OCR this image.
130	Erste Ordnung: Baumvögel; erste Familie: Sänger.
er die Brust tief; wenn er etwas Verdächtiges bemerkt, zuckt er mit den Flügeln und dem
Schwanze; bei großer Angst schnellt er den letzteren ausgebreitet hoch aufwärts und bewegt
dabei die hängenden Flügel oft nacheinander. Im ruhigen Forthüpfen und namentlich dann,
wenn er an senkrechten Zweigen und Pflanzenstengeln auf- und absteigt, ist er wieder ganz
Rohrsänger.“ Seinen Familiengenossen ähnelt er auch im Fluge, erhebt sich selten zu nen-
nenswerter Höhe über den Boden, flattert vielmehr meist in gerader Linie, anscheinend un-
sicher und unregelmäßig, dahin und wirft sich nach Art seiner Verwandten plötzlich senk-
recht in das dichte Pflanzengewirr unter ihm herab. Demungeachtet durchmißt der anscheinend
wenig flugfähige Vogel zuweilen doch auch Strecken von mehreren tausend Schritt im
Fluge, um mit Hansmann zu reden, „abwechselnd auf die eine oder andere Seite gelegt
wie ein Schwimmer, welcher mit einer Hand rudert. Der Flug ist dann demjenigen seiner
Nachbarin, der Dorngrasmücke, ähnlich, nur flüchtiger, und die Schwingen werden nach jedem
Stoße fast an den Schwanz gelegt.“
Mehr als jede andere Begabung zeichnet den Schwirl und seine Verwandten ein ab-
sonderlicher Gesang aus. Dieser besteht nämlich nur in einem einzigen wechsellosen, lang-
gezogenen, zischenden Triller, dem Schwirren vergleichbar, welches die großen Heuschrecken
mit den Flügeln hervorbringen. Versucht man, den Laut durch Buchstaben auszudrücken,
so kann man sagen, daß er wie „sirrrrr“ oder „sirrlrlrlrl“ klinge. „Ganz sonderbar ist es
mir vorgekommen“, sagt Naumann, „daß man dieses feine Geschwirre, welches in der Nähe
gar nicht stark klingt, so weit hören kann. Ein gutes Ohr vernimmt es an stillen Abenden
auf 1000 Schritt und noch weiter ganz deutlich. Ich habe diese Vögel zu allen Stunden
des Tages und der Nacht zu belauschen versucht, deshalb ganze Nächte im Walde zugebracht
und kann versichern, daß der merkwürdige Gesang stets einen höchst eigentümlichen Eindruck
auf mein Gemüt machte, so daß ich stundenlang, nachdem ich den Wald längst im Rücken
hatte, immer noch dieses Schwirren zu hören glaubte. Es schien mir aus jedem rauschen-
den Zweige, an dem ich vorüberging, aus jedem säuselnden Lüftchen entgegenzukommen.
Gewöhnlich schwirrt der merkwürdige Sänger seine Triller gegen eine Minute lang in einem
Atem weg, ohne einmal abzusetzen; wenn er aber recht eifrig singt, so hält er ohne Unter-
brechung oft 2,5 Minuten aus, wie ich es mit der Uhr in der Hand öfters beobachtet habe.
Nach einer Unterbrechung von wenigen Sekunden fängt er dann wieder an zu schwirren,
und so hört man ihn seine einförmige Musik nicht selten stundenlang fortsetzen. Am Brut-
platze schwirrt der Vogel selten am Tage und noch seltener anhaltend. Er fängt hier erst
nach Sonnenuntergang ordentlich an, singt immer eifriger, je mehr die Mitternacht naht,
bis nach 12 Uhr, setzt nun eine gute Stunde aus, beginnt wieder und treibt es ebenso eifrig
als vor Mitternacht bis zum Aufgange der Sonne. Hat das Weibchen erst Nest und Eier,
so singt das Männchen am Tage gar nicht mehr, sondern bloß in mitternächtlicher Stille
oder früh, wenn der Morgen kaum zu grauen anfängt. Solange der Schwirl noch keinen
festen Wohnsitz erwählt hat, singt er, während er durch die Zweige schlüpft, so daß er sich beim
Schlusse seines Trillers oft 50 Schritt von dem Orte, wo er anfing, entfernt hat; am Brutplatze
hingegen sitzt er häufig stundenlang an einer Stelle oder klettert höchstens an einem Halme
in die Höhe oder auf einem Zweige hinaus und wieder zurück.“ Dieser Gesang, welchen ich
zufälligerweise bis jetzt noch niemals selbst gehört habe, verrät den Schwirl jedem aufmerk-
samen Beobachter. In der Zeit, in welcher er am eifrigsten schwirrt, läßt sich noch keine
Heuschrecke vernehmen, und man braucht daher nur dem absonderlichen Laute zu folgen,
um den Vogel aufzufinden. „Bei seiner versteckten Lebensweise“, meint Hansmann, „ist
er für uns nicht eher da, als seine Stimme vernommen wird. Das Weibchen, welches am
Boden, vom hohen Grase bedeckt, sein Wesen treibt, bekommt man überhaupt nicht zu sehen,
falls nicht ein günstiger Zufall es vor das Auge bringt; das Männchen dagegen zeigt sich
____
**Work to complete:**
Each entry is to be returned in full, character for character.

**Exercise solution:**
OCR this image.
130	Erste Ordnung: Baumvögel; erste Familie: Sänger.
er die Brust tief; wenn er etwas Verdächtiges bemerkt, zuckt er mit den Flügeln und dem
Schwanze; bei großer Angst schnellt er den letzteren ausgebreitet hoch aufwärts und bewegt
dabei die hängenden Flügel oft nacheinander. Im ruhigen Forthüpfen und namentlich dann,
wenn er an senkrechten Zweigen und Pflanzenstengeln auf- und absteigt, ist er wieder ganz
Rohrsänger.“ Seinen Familiengenossen ähnelt er auch im Fluge, erhebt sich selten zu nen-
nenswerter Höhe über den Boden, flattert vielmehr meist in gerader Linie, anscheinend un-
sicher und unregelmäßig, dahin und wirft sich nach Art seiner Verwandten plötzlich senk-
recht in das dichte Pflanzengewirr unter ihm herab. Demungeachtet durchmißt der anscheinend
wenig flugfähige Vogel zuweilen doch auch Strecken von mehreren tausend Schritt im
Fluge, um mit Hansmann zu reden, „abwechselnd auf die eine oder andere Seite gelegt
wie ein Schwimmer, welcher mit einer Hand rudert. Der Flug ist dann demjenigen seiner
Nachbarin, der Dorngrasmücke, ähnlich, nur flüchtiger, und die Schwingen werden nach jedem
Stoße fast an den Schwanz gelegt.“
Mehr als jede andere Begabung zeichnet den Schwirl und seine Verwandten ein ab-
sonderlicher Gesang aus. Dieser besteht nämlich nur in einem einzigen wechsellosen, lang-
gezogenen, zischenden Triller, dem Schwirren vergleichbar, welches die großen Heuschrecken
mit den Flügeln hervorbringen. Versucht man, den Laut durch Buchstaben auszudrücken,
so kann man sagen, daß er wie „sirrrrr“ oder „sirrlrlrlrl“ klinge. „Ganz sonderbar ist es
mir vorgekommen“, sagt Naumann, „daß man dieses feine Geschwirre, welches in der Nähe
gar nicht stark klingt, so weit hören kann. Ein gutes Ohr vernimmt es an stillen Abenden
auf 1000 Schritt und noch weiter ganz deutlich. Ich habe diese Vögel zu allen Stunden
des Tages und der Nacht zu belauschen versucht, deshalb ganze Nächte im Walde zugebracht
und kann versichern, daß der merkwürdige Gesang stets einen höchst eigentümlichen Eindruck
auf mein Gemüt machte, so daß ich stundenlang, nachdem ich den Wald längst im Rücken
hatte, immer noch dieses Schwirren zu hören glaubte. Es schien mir aus jedem rauschen-
den Zweige, an dem ich vorüberging, aus jedem säuselnden Lüftchen entgegenzukommen.
Gewöhnlich schwirrt der merkwürdige Sänger seine Triller gegen eine Minute lang in einem
Atem weg, ohne einmal abzusetzen; wenn er aber recht eifrig singt, so hält er ohne Unter-
brechung oft 2,5 Minuten aus, wie ich es mit der Uhr in der Hand öfters beobachtet habe.
Nach einer Unterbrechung von wenigen Sekunden fängt er dann wieder an zu schwirren,
und so hört man ihn seine einförmige Musik nicht selten stundenlang fortsetzen. Am Brut-
platze schwirrt der Vogel selten am Tage und noch seltener anhaltend. Er fängt hier erst
nach Sonnenuntergang ordentlich an, singt immer eifriger, je mehr die Mitternacht naht,
bis nach 12 Uhr, setzt nun eine gute Stunde aus, beginnt wieder und treibt es ebenso eifrig
als vor Mitternacht bis zum Aufgange der Sonne. Hat das Weibchen erst Nest und Eier,
so singt das Männchen am Tage gar nicht mehr, sondern bloß in mitternächtlicher Stille
oder früh, wenn der Morgen kaum zu grauen anfängt. Solange der Schwirl noch keinen
festen Wohnsitz erwählt hat, singt er, während er durch die Zweige schlüpft, so daß er sich beim
Schlusse seines Trillers oft 50 Schritt von dem Orte, wo er anfing, entfernt hat; am Brutplatze
hingegen sitzt er häufig stundenlang an einer Stelle oder klettert höchstens an einem Halme
in die Höhe oder auf einem Zweige hinaus und wieder zurück.“ Dieser Gesang, welchen ich
zufälligerweise bis jetzt noch niemals selbst gehört habe, verrät den Schwirl jedem aufmerk-
samen Beobachter. In der Zeit, in welcher er am eifrigsten schwirrt, läßt sich noch keine
Heuschrecke vernehmen, und man braucht daher nur dem absonderlichen Laute zu folgen,
um den Vogel aufzufinden. „Bei seiner versteckten Lebensweise“, meint Hansmann, „ist
er für uns nicht eher da, als seine Stimme vernommen wird. Das Weibchen, welches am
Boden, vom hohen Grase bedeckt, sein Wesen treibt, bekommt man überhaupt nicht zu sehen,
falls nicht ein günstiger Zufall es vor das Auge bringt; das Männchen dagegen zeigt sich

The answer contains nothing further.